_연습 지문_.
►

If the parentheses are left empty after this operation, you can remove them:

originalText.filter { c -> c != '.' }

Finally, when there is a single parameter in a lambda, there is an opportunity to skip it. The parameter is available under the it name. The final version of the code that removes dots is this:

val originalText = "I don't know... what to say..."
val textWithoutDots = originalText.filter { it != '.' }

Pretty impressive, huh?

  • 람다 표현식에서 syntactic sugar 를 사용하면 좀 더 읽기 쉬운 코드를 작성할 수 있다.
  • 기존 코드에서 syntactic sugar 를 사용했을 때 어떻게 코드가 개선될 수 있는지 살펴보자.

Before

fun isNotDot(c: Char): Boolean = c != '.'
val originalText = "I don't know... what to say..."
val textWithoutDots = originalText.filter(::isNotDot)

After

val originalText = "I don't know... what to say..."
val textWithoutDots = originalText.filter { it != '.' }
  • filter 에 함수를 전달할 때 isNotDot() 이라는 함수를 선언한 후 그 함수의 레퍼런스를 넘기는 게 아니라 인자에서 함수를 직접 만들어줄 수 있다.
  • 인수에서 람다 표현식을 만들 때 함수 타입을 명시적으로 선언하지 않아도 된다. 코틀린은 타입 추론이 가능하므로.
  • 이렇게 함수가 인자로 넘어간 경우에 호출자 입장에서 마지막 인수가 함수라면 {} 중괄호를 밖으로 빼낼 수 있다.
  • 그리고 이 이외에 함수 인자가 없다면 () 소괄호는 삭제할 수 있다.
  • 람다에서 싱글 파라미터의 경우에는 이를 삭제할 수 있다. 이거에 접근하고 싶다면 it 라는 이름의 변수를 사용하면 된다.

Complex lambdas

Sometimes the code in a lambda isn't short enough to be fit in one line, so you need to split the code into lines. In this case, the last line inside the lambda is treated as the lambda return value:

val textWithoutSmallDigits = originalText.filter {
    val isNotDigit = !it.isDigit()
    val stringRepresentation = it.toString()

    isNotDigit || stringRepresentation.toInt() >= 5
}

Also, a lambda can contain earlier returns. They must be written using the qualified return syntax. This means that after the return keyword the @ symbol and the label name are written. The label name is usually the function name where the lambda was passed. Let's rewrite the previous lambda without changing its result:

val textWithoutSmallDigits = originalText.filter {
    if (!it.isDigit()) {
        return@filter true
    }
        
    it.toString().toInt() >= 5
}
  • lambda 에서 한 라인을 넘어가는 경우 마지막 라인이 리턴으로 인식되서 넘어간다.

◄

_기록 모음_.

►

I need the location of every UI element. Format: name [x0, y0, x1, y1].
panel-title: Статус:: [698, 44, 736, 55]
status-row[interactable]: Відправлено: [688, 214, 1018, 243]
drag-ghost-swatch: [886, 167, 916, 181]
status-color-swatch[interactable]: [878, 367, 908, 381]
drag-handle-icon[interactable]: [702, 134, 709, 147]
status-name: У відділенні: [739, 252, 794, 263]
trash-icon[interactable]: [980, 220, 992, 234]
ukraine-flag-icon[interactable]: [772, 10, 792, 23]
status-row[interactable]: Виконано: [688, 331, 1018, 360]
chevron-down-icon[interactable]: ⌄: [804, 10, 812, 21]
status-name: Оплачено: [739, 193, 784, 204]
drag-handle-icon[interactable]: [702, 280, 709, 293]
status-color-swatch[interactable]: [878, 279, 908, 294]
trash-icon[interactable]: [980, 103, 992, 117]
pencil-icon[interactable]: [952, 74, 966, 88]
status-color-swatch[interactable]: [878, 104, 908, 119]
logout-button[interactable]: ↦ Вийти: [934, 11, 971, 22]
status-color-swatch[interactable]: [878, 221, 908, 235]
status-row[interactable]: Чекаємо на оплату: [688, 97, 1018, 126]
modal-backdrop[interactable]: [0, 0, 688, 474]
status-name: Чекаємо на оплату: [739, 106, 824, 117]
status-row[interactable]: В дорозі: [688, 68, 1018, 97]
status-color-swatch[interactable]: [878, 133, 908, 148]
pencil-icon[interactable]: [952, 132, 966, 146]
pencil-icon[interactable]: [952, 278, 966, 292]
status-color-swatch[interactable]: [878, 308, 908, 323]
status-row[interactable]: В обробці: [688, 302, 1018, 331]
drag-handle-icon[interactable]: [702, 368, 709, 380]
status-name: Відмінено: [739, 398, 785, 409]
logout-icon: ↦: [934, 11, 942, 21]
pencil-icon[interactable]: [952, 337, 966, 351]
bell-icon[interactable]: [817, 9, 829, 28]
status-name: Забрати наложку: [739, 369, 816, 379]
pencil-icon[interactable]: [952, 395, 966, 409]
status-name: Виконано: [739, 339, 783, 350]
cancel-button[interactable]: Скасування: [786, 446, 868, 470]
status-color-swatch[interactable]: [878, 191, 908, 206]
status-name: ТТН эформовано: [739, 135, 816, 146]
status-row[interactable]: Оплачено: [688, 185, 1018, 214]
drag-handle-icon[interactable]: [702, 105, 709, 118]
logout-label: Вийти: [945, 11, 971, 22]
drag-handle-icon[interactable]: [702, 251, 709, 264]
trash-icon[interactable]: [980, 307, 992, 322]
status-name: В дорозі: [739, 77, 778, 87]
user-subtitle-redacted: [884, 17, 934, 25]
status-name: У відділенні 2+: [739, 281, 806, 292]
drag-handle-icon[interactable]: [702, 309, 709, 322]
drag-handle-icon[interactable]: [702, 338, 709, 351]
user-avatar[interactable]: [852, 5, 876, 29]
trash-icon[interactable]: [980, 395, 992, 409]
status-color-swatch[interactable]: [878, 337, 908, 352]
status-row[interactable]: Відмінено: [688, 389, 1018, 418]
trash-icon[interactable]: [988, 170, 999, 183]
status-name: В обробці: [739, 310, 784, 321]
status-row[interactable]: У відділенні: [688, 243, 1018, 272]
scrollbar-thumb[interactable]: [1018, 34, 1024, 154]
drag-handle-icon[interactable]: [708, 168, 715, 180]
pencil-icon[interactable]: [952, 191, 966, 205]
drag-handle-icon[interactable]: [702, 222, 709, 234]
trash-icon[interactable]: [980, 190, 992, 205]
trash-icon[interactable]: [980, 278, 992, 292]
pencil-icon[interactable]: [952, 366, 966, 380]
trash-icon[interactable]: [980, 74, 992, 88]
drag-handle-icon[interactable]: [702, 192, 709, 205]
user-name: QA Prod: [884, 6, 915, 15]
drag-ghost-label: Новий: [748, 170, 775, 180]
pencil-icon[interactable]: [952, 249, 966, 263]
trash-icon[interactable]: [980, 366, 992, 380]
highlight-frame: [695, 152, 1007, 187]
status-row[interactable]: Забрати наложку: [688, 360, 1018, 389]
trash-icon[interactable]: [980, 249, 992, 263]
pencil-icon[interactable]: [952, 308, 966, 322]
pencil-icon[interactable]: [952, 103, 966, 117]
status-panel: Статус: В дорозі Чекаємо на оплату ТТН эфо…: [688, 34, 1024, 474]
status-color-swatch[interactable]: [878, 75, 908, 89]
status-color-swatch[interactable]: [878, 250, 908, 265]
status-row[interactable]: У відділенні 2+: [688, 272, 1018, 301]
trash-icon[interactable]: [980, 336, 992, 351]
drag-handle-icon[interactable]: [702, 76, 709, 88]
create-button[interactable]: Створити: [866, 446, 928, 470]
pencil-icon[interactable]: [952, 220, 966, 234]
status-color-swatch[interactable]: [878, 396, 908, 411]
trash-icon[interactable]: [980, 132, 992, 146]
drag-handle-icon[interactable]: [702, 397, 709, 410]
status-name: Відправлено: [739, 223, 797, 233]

◄

_작업 과제_. 코틀린 람다 표현식에 관한 지문을 마지막 문장 다음부터 이어서 작성하십시오. 기록은 이 작업과 관련이 없습니다.

_답변_.
  • 이런 리턴을 다른곳에서 하고 싶다면 return 뒤에 @ 와 전달할 함수 이름을 명시적으로 입력하면 된다.

Capturing variables

Now let's discuss the advantage of function creation at runtime. The point is that all the variables and values which are visible where the lambda is created are visible inside the lambda too. If a lambda uses a variable that is declared outside the lambda, then it's said that the lambda captures the variable.

This works intuitively. In case of a captured value, the lambda can just read it. If a variable is captured, the lambda and the outside code can change it, and these changes will be visible in the lambda and in the outside code.

Take a look at the example below:

var count = 0

val changeAndPrint = {
  ++count
  println(count)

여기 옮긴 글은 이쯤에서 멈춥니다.